TASK DESCRIPTION:
Keep only those lines of the records that include the string "powinien".
******************************
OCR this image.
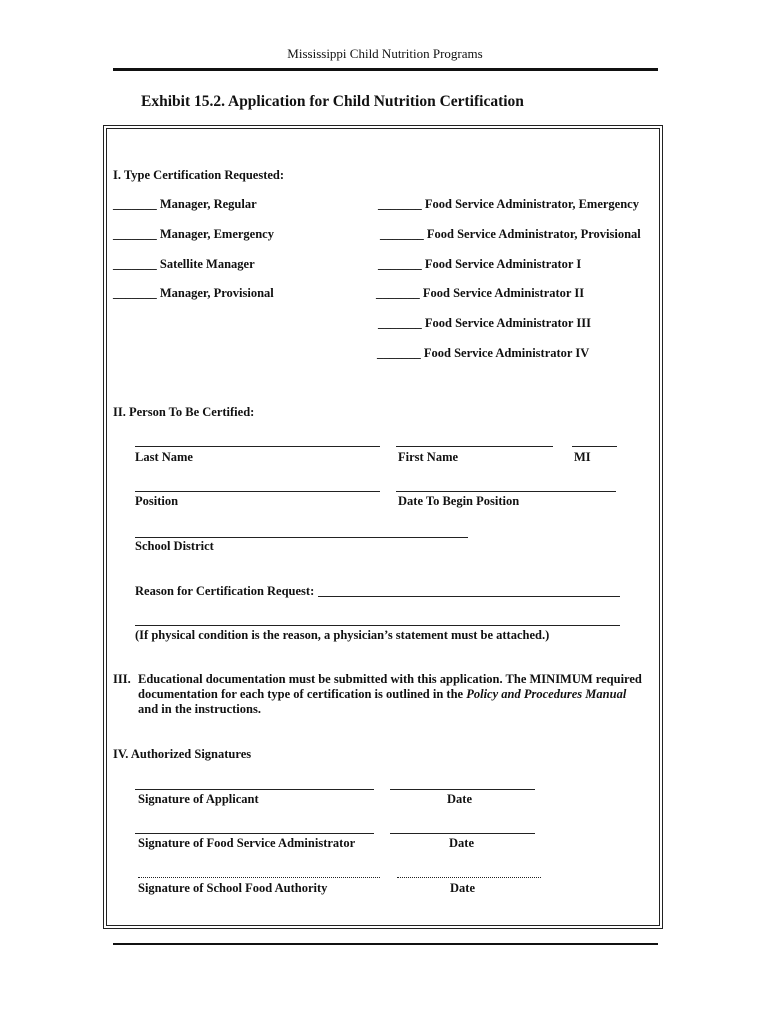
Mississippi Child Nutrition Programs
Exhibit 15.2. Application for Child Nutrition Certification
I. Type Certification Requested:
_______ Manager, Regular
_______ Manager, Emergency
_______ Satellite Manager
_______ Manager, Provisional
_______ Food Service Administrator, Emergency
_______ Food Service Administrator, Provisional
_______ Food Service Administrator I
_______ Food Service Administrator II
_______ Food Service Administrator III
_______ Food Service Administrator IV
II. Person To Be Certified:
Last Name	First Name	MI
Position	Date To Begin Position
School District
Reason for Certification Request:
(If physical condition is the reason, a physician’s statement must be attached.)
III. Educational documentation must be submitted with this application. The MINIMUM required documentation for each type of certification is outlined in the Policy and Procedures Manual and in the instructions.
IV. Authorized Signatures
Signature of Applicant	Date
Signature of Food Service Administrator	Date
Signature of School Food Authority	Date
******************************
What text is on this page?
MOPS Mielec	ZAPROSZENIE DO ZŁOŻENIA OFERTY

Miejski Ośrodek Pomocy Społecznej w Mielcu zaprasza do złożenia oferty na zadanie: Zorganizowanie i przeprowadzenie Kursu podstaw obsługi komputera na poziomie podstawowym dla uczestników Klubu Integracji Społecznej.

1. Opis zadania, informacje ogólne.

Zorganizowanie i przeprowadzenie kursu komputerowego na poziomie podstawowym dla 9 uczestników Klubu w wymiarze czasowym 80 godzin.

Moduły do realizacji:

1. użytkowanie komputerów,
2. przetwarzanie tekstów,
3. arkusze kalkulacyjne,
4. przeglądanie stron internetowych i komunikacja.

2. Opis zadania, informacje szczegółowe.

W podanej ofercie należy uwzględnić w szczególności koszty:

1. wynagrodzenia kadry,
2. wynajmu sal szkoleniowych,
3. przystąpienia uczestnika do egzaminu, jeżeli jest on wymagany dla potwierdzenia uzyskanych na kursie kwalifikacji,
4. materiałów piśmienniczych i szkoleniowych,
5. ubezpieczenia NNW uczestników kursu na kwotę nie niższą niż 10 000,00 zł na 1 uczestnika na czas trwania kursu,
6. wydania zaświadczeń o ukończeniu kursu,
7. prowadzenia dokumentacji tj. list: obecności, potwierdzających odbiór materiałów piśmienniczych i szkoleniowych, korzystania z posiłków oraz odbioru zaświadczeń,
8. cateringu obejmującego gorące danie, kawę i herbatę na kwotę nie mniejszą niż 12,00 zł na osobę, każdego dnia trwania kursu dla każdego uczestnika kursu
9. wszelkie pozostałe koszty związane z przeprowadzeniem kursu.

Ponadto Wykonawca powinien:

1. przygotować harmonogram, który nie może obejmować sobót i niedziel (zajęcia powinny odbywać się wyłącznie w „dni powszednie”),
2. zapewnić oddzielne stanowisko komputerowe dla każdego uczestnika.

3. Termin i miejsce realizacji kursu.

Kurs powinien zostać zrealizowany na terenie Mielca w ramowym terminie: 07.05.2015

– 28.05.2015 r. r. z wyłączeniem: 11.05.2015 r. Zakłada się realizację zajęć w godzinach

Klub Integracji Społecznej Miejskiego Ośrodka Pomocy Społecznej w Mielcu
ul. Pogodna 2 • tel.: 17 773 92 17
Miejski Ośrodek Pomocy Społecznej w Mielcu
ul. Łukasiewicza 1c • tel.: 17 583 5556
******************************
OUTPUT FOR THIS TASK:
Ponadto Wykonawca powinien:
Kurs powinien zostać zrealizowany na terenie Mielca w ramowym terminie: 07.05.2015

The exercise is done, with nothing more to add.